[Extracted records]
┄┄┄┄┄┄

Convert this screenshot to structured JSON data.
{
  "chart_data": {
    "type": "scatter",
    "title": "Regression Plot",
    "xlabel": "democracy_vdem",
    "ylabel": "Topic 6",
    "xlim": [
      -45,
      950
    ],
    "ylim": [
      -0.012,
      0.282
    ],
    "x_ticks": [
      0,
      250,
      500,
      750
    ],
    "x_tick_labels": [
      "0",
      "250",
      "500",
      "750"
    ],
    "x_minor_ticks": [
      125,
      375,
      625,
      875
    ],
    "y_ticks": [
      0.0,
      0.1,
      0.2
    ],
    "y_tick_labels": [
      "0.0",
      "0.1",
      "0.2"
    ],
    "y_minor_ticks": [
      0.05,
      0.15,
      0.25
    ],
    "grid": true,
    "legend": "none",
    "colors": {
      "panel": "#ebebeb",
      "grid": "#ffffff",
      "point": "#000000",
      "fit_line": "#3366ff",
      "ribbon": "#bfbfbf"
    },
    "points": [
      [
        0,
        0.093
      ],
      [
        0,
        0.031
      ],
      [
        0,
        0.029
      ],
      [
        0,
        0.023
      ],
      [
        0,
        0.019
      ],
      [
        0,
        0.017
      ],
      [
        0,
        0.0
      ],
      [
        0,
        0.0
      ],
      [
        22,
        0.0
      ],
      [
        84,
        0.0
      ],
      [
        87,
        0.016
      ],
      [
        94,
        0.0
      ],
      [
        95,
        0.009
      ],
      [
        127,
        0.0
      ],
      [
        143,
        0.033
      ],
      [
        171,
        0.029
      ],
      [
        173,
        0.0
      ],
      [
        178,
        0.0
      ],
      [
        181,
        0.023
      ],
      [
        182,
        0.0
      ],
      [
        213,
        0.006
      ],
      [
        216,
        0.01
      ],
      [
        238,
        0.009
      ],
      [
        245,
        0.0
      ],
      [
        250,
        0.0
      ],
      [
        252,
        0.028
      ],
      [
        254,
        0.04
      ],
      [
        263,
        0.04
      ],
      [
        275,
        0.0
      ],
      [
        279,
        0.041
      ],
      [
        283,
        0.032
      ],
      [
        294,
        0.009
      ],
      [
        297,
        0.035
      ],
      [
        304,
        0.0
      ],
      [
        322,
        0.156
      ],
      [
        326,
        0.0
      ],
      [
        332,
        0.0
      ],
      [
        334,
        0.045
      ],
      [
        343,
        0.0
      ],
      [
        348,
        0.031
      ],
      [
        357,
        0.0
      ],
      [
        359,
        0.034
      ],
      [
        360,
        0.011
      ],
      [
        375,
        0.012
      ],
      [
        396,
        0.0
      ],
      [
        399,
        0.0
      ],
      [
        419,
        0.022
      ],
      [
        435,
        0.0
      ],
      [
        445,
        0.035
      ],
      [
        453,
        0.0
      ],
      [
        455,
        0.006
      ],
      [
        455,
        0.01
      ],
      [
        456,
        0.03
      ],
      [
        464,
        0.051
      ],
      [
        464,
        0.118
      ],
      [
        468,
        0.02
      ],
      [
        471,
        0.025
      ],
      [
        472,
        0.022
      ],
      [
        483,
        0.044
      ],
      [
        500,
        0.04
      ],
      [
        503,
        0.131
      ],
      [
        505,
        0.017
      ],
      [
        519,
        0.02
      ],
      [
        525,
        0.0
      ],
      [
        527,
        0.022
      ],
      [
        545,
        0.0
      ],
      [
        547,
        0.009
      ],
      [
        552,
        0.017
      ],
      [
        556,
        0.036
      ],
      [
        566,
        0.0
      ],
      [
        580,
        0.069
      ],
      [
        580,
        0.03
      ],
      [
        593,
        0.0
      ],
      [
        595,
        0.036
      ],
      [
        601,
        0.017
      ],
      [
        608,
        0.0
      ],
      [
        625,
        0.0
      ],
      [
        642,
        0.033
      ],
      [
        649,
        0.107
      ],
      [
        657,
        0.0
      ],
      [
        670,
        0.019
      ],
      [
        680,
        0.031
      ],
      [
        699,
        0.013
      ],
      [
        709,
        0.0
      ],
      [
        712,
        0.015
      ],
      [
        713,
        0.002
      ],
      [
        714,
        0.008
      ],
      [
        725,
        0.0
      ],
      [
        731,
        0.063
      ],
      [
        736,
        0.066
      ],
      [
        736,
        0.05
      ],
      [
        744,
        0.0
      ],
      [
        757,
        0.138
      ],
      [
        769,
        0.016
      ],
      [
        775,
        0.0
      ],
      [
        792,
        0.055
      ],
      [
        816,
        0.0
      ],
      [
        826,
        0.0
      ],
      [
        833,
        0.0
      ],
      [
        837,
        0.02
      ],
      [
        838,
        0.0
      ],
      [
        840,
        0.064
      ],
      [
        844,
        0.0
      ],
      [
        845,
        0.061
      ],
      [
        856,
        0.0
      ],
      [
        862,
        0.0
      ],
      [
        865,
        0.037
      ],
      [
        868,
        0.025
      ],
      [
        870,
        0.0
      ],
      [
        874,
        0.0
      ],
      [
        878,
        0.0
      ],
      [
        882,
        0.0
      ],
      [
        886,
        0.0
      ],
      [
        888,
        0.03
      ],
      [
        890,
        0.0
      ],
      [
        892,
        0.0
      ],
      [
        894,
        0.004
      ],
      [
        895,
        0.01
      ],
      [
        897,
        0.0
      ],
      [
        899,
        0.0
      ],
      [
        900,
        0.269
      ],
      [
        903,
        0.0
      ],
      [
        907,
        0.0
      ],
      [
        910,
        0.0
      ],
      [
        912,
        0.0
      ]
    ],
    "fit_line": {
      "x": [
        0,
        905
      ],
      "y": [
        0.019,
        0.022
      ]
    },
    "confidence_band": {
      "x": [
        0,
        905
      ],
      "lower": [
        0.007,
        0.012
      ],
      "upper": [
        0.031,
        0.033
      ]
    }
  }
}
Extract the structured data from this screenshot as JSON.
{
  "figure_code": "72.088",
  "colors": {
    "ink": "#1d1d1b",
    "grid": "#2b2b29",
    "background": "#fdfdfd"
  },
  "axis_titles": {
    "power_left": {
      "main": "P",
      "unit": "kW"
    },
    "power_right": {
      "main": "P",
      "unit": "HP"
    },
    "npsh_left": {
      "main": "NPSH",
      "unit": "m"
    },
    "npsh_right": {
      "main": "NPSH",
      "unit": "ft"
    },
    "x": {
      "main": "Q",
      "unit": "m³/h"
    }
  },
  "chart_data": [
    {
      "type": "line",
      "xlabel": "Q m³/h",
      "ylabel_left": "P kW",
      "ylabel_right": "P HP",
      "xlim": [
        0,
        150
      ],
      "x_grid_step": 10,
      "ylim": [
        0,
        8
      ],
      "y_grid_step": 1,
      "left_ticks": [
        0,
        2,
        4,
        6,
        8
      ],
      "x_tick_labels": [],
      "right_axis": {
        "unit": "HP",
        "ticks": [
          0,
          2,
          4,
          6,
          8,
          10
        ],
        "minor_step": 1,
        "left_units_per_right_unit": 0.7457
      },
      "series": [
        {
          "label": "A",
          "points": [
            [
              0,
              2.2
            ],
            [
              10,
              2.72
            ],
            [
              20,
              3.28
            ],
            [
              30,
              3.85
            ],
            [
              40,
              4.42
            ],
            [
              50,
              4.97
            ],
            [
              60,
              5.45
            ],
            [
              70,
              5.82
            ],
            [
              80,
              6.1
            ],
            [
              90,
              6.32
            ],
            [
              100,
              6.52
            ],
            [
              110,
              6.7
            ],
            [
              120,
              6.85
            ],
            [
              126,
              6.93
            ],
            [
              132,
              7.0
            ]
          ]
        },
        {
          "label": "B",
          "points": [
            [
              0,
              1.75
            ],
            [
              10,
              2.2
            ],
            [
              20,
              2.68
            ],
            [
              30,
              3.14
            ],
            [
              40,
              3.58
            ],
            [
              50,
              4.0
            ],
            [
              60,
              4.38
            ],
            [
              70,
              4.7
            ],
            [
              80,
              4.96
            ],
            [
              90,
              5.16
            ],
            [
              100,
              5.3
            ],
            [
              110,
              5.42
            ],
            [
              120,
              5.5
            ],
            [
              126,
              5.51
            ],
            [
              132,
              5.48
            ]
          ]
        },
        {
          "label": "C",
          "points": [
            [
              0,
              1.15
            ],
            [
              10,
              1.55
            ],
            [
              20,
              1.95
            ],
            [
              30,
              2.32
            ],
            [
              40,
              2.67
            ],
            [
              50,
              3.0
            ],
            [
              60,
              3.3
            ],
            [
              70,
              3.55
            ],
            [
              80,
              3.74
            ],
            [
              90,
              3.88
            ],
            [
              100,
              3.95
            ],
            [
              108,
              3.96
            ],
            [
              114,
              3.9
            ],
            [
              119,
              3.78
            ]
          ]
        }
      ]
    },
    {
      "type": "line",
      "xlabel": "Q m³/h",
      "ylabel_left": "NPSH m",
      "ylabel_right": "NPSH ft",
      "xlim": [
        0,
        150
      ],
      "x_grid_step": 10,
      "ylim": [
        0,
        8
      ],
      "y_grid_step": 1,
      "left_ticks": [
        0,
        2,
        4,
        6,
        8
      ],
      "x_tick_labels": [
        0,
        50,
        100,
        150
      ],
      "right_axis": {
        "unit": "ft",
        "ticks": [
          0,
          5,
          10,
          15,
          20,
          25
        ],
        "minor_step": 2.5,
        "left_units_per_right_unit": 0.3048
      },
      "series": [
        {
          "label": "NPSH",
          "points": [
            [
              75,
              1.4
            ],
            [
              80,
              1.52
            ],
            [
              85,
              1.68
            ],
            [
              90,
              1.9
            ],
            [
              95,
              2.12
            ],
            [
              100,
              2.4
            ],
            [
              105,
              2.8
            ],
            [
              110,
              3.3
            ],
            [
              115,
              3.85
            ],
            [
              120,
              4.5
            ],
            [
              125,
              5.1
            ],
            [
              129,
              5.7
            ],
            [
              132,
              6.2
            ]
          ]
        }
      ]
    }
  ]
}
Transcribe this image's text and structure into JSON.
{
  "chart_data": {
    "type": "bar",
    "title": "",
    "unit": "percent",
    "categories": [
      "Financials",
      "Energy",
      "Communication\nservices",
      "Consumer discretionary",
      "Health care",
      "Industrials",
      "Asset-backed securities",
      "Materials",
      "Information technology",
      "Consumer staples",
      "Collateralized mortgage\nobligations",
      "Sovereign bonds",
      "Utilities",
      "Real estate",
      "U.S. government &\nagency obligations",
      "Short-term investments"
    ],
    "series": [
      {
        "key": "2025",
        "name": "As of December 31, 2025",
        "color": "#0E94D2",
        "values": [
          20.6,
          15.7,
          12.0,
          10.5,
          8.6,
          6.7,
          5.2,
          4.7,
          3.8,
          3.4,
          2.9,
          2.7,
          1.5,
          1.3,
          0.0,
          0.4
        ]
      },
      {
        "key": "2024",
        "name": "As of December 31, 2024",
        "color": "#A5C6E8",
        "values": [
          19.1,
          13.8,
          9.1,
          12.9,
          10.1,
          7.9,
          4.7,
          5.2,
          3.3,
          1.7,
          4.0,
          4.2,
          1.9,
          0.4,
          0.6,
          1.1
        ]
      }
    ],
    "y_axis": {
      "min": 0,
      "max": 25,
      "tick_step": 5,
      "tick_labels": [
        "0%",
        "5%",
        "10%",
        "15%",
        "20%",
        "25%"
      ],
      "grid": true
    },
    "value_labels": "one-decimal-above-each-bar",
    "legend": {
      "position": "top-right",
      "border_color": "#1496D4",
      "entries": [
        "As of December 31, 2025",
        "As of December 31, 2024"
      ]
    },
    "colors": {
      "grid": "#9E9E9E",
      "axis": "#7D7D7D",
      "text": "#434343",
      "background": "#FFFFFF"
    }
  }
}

┄┄┄┄┄┄

PROBLEM:
The line containing "Transcribe this image's" marks the start; retype it and each line after it through the end of the records above, exactly.

OUTPUT BELOW:
Transcribe this image's text and structure into JSON.
{
  "chart_data": {
    "type": "bar",
    "title": "",
    "unit": "percent",
    "categories": [
      "Financials",
      "Energy",
      "Communication\nservices",
      "Consumer discretionary",
      "Health care",
      "Industrials",
      "Asset-backed securities",
      "Materials",
      "Information technology",
      "Consumer staples",
      "Collateralized mortgage\nobligations",
      "Sovereign bonds",
      "Utilities",
      "Real estate",
      "U.S. government &\nagency obligations",
      "Short-term investments"
    ],
    "series": [
      {
        "key": "2025",
        "name": "As of December 31, 2025",
        "color": "#0E94D2",
        "values": [
          20.6,
          15.7,
          12.0,
          10.5,
          8.6,
          6.7,
          5.2,
          4.7,
          3.8,
          3.4,
          2.9,
          2.7,
          1.5,
          1.3,
          0.0,
          0.4
        ]
      },
      {
        "key": "2024",
        "name": "As of December 31, 2024",
        "color": "#A5C6E8",
        "values": [
          19.1,
          13.8,
          9.1,
          12.9,
          10.1,
          7.9,
          4.7,
          5.2,
          3.3,
          1.7,
          4.0,
          4.2,
          1.9,
          0.4,
          0.6,
          1.1
        ]
      }
    ],
    "y_axis": {
      "min": 0,
      "max": 25,
      "tick_step": 5,
      "tick_labels": [
        "0%",
        "5%",
        "10%",
        "15%",
        "20%",
        "25%"
      ],
      "grid": true
    },
    "value_labels": "one-decimal-above-each-bar",
    "legend": {
      "position": "top-right",
      "border_color": "#1496D4",
      "entries": [
        "As of December 31, 2025",
        "As of December 31, 2024"
      ]
    },
    "colors": {
      "grid": "#9E9E9E",
      "axis": "#7D7D7D",
      "text": "#434343",
      "background": "#FFFFFF"
    }
  }
}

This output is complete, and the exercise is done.